***** Record list
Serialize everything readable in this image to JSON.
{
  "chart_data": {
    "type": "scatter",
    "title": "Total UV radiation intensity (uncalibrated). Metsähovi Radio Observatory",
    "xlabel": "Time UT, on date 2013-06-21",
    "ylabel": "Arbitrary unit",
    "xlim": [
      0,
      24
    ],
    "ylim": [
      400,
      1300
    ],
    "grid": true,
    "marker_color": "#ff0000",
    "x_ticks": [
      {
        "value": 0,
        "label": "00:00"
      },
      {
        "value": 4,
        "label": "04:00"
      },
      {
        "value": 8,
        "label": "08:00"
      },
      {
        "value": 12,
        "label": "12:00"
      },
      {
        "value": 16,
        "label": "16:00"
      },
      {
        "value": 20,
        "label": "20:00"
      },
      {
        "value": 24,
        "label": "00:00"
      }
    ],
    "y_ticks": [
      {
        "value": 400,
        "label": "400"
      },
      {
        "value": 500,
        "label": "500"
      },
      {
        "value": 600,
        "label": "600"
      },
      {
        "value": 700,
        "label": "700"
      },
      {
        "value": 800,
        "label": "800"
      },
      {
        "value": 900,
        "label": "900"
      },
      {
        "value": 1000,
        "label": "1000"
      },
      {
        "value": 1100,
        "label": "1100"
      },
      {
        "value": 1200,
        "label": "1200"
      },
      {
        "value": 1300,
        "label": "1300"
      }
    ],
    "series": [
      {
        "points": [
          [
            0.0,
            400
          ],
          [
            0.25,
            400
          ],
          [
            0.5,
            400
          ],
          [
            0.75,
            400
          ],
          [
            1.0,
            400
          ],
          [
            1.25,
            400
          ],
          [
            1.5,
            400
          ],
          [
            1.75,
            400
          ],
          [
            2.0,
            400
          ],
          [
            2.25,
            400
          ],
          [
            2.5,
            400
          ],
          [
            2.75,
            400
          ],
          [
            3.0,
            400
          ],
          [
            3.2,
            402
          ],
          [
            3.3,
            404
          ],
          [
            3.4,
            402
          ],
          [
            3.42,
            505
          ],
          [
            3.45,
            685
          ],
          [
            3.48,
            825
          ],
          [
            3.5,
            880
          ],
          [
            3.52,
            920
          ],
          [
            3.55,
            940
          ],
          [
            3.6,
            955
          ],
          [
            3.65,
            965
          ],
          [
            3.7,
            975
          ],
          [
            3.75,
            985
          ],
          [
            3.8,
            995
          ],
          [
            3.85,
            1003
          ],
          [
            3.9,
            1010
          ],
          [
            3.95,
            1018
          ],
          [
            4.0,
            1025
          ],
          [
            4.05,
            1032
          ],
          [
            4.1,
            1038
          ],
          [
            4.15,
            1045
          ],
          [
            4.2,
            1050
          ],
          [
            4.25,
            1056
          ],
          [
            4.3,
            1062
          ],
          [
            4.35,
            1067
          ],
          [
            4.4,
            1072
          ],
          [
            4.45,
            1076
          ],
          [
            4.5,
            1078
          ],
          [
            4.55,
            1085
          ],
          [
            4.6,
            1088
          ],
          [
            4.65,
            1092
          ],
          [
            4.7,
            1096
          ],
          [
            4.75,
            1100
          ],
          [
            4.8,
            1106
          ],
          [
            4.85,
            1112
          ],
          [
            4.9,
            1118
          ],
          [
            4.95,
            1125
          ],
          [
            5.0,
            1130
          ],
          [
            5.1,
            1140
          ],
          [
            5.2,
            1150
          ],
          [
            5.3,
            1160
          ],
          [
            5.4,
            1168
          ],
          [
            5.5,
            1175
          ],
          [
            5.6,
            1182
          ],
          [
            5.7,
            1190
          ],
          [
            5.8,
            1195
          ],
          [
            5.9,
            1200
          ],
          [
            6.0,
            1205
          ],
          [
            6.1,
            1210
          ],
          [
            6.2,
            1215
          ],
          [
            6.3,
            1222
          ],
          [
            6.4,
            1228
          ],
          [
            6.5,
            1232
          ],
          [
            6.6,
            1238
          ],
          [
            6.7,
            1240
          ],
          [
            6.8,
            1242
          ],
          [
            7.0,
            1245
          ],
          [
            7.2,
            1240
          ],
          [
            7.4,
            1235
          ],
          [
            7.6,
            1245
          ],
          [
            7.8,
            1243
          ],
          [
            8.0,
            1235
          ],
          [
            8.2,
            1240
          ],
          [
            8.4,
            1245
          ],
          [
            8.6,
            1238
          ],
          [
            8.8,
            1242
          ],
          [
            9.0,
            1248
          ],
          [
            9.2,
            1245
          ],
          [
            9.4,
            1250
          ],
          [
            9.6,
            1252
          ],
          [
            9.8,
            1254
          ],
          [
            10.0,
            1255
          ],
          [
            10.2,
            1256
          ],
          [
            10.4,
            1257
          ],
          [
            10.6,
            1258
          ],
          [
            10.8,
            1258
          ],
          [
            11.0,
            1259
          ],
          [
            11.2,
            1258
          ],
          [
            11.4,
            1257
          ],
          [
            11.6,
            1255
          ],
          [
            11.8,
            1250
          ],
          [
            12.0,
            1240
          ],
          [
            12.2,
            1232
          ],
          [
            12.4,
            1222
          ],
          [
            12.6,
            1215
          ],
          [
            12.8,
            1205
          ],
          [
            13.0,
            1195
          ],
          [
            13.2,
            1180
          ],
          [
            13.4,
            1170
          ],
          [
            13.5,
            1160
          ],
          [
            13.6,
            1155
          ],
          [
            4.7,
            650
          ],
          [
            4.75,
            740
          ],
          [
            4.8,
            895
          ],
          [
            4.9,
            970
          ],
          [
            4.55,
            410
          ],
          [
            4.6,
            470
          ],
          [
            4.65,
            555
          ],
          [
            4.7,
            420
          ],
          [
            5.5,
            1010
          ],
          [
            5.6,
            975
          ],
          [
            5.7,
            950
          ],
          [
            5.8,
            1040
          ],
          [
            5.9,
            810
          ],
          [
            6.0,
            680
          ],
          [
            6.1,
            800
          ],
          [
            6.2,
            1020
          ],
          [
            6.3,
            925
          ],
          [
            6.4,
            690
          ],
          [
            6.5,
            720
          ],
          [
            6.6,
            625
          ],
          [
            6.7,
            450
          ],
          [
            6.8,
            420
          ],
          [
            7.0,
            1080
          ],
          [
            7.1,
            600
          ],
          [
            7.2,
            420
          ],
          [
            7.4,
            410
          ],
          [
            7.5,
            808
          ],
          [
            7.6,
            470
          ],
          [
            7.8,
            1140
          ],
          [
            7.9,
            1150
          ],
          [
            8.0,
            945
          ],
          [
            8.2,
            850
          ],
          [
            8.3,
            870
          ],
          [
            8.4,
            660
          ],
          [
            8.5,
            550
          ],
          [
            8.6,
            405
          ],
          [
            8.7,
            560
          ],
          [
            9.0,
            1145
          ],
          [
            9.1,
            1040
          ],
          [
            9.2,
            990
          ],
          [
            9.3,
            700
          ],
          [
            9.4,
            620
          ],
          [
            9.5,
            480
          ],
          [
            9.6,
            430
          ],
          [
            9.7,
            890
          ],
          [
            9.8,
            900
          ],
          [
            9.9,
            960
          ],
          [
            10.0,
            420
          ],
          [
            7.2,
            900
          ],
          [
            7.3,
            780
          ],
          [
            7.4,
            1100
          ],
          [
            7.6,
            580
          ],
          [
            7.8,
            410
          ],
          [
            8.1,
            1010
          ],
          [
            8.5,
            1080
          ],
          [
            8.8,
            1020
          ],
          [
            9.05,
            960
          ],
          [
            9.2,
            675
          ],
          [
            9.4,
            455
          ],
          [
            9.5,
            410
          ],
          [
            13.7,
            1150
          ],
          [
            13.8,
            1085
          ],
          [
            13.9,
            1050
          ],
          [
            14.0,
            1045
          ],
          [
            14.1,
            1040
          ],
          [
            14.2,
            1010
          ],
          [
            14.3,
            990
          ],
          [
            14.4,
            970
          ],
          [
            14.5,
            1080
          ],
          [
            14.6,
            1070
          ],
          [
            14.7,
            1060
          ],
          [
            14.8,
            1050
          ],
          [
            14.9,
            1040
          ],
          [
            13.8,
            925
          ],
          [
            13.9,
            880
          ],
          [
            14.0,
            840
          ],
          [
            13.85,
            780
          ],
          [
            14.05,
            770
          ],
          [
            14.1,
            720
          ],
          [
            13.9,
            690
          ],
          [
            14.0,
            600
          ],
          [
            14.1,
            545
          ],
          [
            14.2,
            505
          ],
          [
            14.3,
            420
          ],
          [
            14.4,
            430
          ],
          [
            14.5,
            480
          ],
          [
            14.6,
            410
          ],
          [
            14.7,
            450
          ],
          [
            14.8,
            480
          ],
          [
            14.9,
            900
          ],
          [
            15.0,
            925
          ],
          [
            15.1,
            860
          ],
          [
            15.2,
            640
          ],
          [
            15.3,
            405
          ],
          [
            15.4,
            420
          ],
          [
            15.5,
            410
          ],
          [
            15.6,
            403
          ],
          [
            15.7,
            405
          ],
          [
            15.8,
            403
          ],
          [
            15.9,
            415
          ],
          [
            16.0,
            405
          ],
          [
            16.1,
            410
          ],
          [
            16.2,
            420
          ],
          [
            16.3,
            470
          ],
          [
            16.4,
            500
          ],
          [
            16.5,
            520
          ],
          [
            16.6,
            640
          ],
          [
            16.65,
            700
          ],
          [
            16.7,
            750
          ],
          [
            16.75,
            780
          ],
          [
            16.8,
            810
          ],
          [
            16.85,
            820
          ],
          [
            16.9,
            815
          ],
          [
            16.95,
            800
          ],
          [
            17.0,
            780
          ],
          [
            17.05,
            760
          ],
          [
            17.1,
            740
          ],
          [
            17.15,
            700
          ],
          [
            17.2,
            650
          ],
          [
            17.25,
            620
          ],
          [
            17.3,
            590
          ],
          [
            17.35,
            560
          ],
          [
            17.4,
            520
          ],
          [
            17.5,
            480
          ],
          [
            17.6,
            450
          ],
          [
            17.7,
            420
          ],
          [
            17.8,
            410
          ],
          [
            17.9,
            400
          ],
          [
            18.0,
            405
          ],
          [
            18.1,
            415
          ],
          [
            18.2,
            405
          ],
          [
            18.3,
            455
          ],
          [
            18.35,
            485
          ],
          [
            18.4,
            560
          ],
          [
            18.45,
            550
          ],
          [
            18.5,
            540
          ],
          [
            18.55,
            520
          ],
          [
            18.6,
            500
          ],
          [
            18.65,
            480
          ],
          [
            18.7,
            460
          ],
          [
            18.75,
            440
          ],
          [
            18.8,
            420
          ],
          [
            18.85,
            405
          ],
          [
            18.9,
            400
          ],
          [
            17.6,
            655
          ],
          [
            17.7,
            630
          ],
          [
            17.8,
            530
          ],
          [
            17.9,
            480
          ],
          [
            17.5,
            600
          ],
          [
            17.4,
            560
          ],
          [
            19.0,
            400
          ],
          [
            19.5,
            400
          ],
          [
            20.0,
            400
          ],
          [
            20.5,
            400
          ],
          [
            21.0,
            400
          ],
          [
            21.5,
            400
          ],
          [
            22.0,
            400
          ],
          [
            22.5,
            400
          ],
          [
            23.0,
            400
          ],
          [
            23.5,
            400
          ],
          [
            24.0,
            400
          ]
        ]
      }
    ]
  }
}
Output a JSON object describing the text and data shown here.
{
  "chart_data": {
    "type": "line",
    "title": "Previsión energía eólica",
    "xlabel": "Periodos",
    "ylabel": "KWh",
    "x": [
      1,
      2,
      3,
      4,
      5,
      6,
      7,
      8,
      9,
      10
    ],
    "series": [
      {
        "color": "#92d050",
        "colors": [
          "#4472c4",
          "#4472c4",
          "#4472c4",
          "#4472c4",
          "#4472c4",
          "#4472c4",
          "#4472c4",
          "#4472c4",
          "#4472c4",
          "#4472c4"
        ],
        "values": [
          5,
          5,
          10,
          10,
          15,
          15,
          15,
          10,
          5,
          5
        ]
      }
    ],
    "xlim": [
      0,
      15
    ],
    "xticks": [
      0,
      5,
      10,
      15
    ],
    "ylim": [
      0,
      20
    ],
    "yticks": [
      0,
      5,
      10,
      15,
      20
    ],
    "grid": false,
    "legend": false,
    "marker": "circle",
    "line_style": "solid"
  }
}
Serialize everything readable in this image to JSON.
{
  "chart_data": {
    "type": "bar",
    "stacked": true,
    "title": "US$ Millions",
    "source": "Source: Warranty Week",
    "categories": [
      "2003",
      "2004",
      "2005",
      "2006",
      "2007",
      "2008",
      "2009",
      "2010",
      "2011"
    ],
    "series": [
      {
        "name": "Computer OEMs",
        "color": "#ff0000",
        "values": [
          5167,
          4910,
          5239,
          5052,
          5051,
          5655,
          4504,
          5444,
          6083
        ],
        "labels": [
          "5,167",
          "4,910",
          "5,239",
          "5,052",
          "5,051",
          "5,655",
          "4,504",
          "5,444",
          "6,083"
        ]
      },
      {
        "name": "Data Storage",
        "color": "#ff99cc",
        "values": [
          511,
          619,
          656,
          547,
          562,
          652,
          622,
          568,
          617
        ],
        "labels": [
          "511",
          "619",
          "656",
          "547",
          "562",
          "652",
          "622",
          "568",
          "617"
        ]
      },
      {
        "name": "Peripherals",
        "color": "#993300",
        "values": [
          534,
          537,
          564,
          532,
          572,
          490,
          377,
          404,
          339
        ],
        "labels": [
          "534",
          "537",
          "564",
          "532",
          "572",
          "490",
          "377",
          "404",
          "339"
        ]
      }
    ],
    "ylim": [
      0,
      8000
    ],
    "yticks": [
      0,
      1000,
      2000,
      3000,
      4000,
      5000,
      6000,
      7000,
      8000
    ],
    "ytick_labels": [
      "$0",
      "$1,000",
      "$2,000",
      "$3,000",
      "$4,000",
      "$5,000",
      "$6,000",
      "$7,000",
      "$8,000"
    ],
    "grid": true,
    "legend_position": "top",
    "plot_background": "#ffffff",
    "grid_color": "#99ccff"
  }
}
**********
### To do
Of the lines in the records, determine how many contain the word "name", and report that number alone.

### Task output
3